## [STATED TASK]
Copy the data below exactly, omitting any picture it contains.

Dataset rows:
▼

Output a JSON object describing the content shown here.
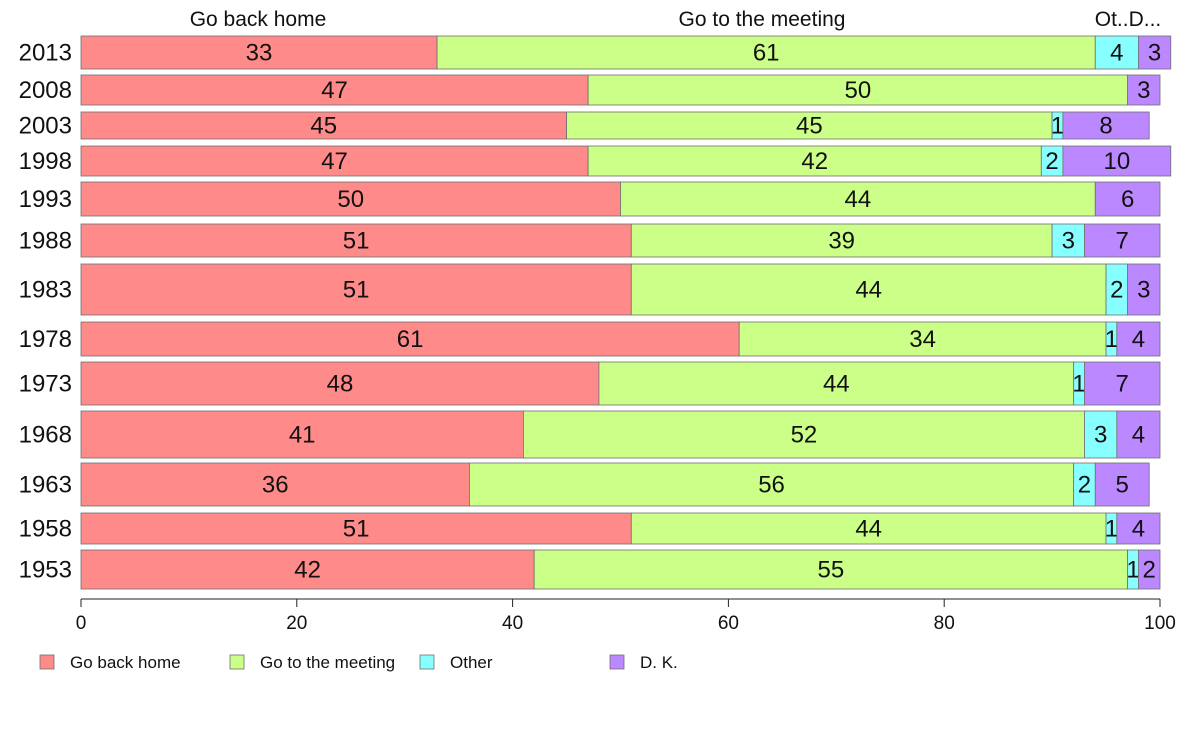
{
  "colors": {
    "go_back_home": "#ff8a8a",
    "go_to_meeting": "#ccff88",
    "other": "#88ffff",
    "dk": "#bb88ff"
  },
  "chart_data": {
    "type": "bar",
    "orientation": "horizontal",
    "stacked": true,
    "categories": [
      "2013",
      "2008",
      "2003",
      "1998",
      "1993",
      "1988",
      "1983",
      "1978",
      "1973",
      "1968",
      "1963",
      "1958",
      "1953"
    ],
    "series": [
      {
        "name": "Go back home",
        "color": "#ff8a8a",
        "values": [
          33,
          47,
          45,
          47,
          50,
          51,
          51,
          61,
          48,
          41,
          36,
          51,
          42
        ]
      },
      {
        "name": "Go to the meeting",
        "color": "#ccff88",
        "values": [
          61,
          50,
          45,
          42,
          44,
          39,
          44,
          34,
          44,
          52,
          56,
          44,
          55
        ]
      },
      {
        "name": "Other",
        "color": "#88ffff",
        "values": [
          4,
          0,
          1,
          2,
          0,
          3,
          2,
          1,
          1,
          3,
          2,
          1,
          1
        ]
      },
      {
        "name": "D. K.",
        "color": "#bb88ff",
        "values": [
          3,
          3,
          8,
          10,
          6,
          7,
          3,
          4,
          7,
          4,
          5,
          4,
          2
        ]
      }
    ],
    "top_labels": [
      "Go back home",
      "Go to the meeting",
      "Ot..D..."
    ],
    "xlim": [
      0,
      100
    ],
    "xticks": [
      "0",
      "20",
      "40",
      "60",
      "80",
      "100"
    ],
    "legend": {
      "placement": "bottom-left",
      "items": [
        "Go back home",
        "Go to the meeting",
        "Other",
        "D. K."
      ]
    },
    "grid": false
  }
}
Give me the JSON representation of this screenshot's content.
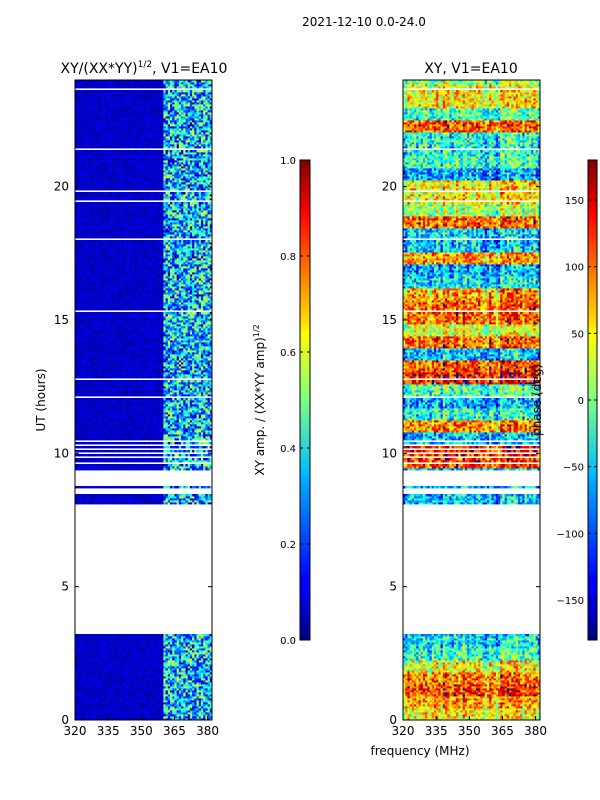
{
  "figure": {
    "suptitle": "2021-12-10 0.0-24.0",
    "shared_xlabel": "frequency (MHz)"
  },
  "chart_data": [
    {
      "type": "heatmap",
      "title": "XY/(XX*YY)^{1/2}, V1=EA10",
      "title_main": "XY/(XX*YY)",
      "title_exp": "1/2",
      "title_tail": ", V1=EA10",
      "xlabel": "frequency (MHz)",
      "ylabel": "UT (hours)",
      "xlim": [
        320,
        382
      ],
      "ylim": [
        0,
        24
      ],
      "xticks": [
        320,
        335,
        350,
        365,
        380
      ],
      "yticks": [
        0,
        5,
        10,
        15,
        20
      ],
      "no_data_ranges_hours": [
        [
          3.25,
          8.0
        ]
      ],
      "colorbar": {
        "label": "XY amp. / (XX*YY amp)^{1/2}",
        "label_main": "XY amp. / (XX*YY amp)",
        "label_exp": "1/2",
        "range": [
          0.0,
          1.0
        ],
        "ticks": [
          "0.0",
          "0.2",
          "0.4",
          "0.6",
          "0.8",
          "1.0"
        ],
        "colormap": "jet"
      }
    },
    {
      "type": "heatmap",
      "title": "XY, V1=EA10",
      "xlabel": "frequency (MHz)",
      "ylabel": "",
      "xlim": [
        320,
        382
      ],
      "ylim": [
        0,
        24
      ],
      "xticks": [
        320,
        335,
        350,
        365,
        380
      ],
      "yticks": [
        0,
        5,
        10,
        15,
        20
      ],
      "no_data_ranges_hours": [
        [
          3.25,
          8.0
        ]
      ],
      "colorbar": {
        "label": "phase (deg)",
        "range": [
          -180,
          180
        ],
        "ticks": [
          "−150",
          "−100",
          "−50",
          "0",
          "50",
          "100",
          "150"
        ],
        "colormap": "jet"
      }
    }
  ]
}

▲

## [FINISHED ANSWER]
Output a JSON object describing the content shown here.
{
  "colors": {
    "go_back_home": "#ff8a8a",
    "go_to_meeting": "#ccff88",
    "other": "#88ffff",
    "dk": "#bb88ff"
  },
  "chart_data": {
    "type": "bar",
    "orientation": "horizontal",
    "stacked": true,
    "categories": [
      "2013",
      "2008",
      "2003",
      "1998",
      "1993",
      "1988",
      "1983",
      "1978",
      "1973",
      "1968",
      "1963",
      "1958",
      "1953"
    ],
    "series": [
      {
        "name": "Go back home",
        "color": "#ff8a8a",
        "values": [
          33,
          47,
          45,
          47,
          50,
          51,
          51,
          61,
          48,
          41,
          36,
          51,
          42
        ]
      },
      {
        "name": "Go to the meeting",
        "color": "#ccff88",
        "values": [
          61,
          50,
          45,
          42,
          44,
          39,
          44,
          34,
          44,
          52,
          56,
          44,
          55
        ]
      },
      {
        "name": "Other",
        "color": "#88ffff",
        "values": [
          4,
          0,
          1,
          2,
          0,
          3,
          2,
          1,
          1,
          3,
          2,
          1,
          1
        ]
      },
      {
        "name": "D. K.",
        "color": "#bb88ff",
        "values": [
          3,
          3,
          8,
          10,
          6,
          7,
          3,
          4,
          7,
          4,
          5,
          4,
          2
        ]
      }
    ],
    "top_labels": [
      "Go back home",
      "Go to the meeting",
      "Ot..D..."
    ],
    "xlim": [
      0,
      100
    ],
    "xticks": [
      "0",
      "20",
      "40",
      "60",
      "80",
      "100"
    ],
    "legend": {
      "placement": "bottom-left",
      "items": [
        "Go back home",
        "Go to the meeting",
        "Other",
        "D. K."
      ]
    },
    "grid": false
  }
}
Give me the JSON representation of this screenshot's content.
{
  "figure": {
    "suptitle": "2021-12-10 0.0-24.0",
    "shared_xlabel": "frequency (MHz)"
  },
  "chart_data": [
    {
      "type": "heatmap",
      "title": "XY/(XX*YY)^{1/2}, V1=EA10",
      "title_main": "XY/(XX*YY)",
      "title_exp": "1/2",
      "title_tail": ", V1=EA10",
      "xlabel": "frequency (MHz)",
      "ylabel": "UT (hours)",
      "xlim": [
        320,
        382
      ],
      "ylim": [
        0,
        24
      ],
      "xticks": [
        320,
        335,
        350,
        365,
        380
      ],
      "yticks": [
        0,
        5,
        10,
        15,
        20
      ],
      "no_data_ranges_hours": [
        [
          3.25,
          8.0
        ]
      ],
      "colorbar": {
        "label": "XY amp. / (XX*YY amp)^{1/2}",
        "label_main": "XY amp. / (XX*YY amp)",
        "label_exp": "1/2",
        "range": [
          0.0,
          1.0
        ],
        "ticks": [
          "0.0",
          "0.2",
          "0.4",
          "0.6",
          "0.8",
          "1.0"
        ],
        "colormap": "jet"
      }
    },
    {
      "type": "heatmap",
      "title": "XY, V1=EA10",
      "xlabel": "frequency (MHz)",
      "ylabel": "",
      "xlim": [
        320,
        382
      ],
      "ylim": [
        0,
        24
      ],
      "xticks": [
        320,
        335,
        350,
        365,
        380
      ],
      "yticks": [
        0,
        5,
        10,
        15,
        20
      ],
      "no_data_ranges_hours": [
        [
          3.25,
          8.0
        ]
      ],
      "colorbar": {
        "label": "phase (deg)",
        "range": [
          -180,
          180
        ],
        "ticks": [
          "−150",
          "−100",
          "−50",
          "0",
          "50",
          "100",
          "150"
        ],
        "colormap": "jet"
      }
    }
  ]
}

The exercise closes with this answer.